- Work to complete:
Return the listing below word for word.
>> Begin Working data
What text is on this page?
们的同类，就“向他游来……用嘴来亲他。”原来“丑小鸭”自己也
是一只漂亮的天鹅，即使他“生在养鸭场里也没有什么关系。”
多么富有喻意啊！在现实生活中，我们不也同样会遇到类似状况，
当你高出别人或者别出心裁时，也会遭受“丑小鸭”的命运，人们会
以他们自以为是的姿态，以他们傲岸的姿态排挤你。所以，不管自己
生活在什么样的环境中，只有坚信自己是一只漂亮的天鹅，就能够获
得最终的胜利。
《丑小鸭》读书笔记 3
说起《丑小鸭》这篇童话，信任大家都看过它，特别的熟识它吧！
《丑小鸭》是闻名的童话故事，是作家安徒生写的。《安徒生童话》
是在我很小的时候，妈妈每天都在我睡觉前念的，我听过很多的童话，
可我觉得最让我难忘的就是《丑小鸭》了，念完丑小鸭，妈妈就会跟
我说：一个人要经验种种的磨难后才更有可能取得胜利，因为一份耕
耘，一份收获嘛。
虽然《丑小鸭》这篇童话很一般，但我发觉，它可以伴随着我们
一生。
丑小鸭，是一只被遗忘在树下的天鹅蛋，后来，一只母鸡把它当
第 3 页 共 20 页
>> End Working data
- Exercise output:
What text is on this page?
们的同类，就“向他游来……用嘴来亲他。”原来“丑小鸭”自己也
是一只漂亮的天鹅，即使他“生在养鸭场里也没有什么关系。”
多么富有喻意啊！在现实生活中，我们不也同样会遇到类似状况，
当你高出别人或者别出心裁时，也会遭受“丑小鸭”的命运，人们会
以他们自以为是的姿态，以他们傲岸的姿态排挤你。所以，不管自己
生活在什么样的环境中，只有坚信自己是一只漂亮的天鹅，就能够获
得最终的胜利。
《丑小鸭》读书笔记 3
说起《丑小鸭》这篇童话，信任大家都看过它，特别的熟识它吧！
《丑小鸭》是闻名的童话故事，是作家安徒生写的。《安徒生童话》
是在我很小的时候，妈妈每天都在我睡觉前念的，我听过很多的童话，
可我觉得最让我难忘的就是《丑小鸭》了，念完丑小鸭，妈妈就会跟
我说：一个人要经验种种的磨难后才更有可能取得胜利，因为一份耕
耘，一份收获嘛。
虽然《丑小鸭》这篇童话很一般，但我发觉，它可以伴随着我们
一生。
丑小鸭，是一只被遗忘在树下的天鹅蛋，后来，一只母鸡把它当
第 3 页 共 20 页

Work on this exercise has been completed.